• **Records for this task**

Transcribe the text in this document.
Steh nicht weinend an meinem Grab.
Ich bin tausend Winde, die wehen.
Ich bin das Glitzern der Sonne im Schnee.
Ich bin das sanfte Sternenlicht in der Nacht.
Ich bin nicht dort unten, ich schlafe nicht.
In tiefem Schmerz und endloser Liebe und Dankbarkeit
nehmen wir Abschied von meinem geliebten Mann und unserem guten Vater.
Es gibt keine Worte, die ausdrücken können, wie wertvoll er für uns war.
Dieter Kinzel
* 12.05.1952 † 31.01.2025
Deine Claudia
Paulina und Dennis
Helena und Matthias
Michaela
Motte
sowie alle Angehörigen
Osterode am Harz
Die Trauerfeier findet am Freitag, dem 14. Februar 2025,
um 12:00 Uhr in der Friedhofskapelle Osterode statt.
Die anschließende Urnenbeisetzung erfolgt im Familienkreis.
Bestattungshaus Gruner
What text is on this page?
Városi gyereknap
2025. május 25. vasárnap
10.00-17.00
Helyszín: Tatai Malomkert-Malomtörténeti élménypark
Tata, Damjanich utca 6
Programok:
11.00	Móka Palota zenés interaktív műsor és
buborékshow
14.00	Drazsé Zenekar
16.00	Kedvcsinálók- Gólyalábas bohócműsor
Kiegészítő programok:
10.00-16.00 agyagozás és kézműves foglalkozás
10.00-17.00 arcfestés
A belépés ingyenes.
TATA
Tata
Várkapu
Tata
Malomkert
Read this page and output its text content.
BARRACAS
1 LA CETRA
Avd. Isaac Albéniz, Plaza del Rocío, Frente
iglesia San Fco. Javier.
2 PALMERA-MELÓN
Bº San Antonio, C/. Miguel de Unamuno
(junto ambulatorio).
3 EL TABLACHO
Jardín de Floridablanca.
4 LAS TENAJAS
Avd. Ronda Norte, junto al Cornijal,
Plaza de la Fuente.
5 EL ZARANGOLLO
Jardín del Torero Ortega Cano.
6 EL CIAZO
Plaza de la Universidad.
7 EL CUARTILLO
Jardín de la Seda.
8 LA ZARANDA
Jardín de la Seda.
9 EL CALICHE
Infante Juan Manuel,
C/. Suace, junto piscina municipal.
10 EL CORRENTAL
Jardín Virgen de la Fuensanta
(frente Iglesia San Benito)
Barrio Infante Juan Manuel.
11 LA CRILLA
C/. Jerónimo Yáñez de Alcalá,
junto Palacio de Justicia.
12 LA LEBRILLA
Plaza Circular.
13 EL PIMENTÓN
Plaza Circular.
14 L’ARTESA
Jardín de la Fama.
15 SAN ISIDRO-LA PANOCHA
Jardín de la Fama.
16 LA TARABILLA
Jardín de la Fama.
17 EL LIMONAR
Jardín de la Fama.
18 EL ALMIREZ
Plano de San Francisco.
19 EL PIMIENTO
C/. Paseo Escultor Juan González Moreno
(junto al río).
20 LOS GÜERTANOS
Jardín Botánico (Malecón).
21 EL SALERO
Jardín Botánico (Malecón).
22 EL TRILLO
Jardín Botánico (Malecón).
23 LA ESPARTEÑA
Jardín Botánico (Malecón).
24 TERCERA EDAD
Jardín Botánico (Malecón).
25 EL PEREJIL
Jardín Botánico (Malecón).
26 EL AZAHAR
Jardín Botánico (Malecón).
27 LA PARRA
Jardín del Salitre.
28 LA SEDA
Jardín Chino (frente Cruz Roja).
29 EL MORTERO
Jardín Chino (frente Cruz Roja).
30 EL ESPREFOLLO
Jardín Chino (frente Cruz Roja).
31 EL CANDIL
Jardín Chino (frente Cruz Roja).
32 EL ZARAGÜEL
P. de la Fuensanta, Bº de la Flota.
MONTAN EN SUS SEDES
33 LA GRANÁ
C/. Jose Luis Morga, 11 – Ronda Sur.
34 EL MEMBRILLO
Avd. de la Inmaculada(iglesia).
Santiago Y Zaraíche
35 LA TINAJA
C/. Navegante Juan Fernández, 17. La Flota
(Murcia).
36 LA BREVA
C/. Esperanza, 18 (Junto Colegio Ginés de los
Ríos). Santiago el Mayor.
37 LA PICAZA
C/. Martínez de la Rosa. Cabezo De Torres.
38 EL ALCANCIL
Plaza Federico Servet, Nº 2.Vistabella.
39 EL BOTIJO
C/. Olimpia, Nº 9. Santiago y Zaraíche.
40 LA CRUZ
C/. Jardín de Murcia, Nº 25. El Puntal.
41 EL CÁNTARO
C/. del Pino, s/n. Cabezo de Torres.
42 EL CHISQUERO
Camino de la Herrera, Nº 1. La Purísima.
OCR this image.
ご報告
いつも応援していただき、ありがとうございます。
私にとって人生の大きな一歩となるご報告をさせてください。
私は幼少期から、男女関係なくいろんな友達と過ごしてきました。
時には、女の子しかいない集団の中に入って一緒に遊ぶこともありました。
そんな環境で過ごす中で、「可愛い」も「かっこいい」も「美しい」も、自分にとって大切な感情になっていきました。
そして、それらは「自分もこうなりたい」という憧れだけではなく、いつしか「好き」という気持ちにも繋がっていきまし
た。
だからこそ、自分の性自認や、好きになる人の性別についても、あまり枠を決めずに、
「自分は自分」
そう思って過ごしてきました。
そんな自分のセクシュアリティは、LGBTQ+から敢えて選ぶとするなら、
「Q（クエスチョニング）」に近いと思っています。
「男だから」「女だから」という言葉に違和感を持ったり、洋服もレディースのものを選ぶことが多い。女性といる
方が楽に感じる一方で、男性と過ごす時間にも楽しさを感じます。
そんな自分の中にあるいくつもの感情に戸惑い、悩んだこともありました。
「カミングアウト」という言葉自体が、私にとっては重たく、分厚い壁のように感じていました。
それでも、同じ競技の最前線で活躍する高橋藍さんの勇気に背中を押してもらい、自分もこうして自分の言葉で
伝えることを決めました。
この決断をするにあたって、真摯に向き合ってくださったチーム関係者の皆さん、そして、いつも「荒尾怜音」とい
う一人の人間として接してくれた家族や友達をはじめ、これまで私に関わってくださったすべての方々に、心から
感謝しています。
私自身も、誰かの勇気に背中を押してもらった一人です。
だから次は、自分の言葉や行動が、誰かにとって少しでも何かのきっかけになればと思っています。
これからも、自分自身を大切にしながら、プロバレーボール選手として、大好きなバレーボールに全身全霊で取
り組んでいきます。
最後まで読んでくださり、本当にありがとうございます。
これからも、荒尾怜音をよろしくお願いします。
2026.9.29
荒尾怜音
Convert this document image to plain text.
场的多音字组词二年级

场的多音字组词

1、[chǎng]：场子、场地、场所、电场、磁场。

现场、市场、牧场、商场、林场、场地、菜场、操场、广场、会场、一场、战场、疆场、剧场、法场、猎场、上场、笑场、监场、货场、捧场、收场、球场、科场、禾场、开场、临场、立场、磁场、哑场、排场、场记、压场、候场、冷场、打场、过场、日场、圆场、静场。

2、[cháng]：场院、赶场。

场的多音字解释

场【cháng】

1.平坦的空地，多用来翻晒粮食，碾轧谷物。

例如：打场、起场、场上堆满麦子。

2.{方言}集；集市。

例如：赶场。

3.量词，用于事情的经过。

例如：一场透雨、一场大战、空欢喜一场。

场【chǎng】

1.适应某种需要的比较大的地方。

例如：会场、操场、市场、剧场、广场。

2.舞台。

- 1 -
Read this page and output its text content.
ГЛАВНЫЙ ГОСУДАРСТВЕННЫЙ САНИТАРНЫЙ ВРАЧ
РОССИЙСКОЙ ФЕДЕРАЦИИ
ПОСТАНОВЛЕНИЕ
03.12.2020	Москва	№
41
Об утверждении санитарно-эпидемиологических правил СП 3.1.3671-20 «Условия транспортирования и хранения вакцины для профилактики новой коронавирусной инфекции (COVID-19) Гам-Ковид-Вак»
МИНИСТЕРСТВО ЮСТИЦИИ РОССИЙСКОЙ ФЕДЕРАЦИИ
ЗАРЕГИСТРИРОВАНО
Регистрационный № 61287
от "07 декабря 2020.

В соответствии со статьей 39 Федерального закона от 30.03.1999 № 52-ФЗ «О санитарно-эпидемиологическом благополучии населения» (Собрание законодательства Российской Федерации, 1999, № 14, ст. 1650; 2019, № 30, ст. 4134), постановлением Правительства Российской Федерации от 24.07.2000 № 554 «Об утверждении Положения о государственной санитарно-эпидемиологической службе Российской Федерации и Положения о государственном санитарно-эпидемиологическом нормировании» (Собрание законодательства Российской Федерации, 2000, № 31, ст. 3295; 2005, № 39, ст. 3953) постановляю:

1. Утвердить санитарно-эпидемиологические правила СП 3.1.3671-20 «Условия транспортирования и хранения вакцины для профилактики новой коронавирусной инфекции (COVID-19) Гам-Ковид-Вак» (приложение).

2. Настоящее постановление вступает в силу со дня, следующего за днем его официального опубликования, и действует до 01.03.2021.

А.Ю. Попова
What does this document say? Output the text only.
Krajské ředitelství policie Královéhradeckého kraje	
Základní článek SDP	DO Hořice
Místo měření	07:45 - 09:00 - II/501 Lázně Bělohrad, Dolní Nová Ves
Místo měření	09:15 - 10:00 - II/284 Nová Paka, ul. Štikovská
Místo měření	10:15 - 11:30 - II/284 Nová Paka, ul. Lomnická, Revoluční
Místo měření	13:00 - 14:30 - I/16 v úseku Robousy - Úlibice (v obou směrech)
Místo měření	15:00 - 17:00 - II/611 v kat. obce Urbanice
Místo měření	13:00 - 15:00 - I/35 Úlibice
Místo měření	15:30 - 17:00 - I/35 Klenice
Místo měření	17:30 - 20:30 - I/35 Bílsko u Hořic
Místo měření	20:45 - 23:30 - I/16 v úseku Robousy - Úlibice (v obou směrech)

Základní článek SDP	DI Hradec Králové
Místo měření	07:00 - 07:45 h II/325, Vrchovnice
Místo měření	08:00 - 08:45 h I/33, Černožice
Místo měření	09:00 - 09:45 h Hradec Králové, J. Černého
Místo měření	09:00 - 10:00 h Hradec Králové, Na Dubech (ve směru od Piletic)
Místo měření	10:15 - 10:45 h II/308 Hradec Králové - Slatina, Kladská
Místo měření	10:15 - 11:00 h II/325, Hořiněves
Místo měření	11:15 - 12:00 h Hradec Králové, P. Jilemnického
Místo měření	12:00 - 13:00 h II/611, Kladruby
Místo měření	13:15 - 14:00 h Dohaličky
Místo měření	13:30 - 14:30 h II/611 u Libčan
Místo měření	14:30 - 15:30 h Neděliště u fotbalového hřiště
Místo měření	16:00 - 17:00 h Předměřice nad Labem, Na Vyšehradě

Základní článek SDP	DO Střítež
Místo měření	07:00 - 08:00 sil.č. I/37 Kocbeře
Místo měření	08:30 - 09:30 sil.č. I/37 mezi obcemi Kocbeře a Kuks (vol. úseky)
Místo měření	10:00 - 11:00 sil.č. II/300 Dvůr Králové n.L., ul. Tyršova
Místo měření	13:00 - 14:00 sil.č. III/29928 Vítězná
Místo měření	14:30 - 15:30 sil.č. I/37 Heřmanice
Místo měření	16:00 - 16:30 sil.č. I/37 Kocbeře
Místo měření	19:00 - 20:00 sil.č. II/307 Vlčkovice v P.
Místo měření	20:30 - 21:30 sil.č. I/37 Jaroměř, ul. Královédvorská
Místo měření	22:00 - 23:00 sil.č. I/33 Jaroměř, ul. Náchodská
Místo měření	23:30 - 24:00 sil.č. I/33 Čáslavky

• **Exercise details**
Determine how many lines of the data contain the word "Zaraíche", and reply with that number only.

• **Task answer**
2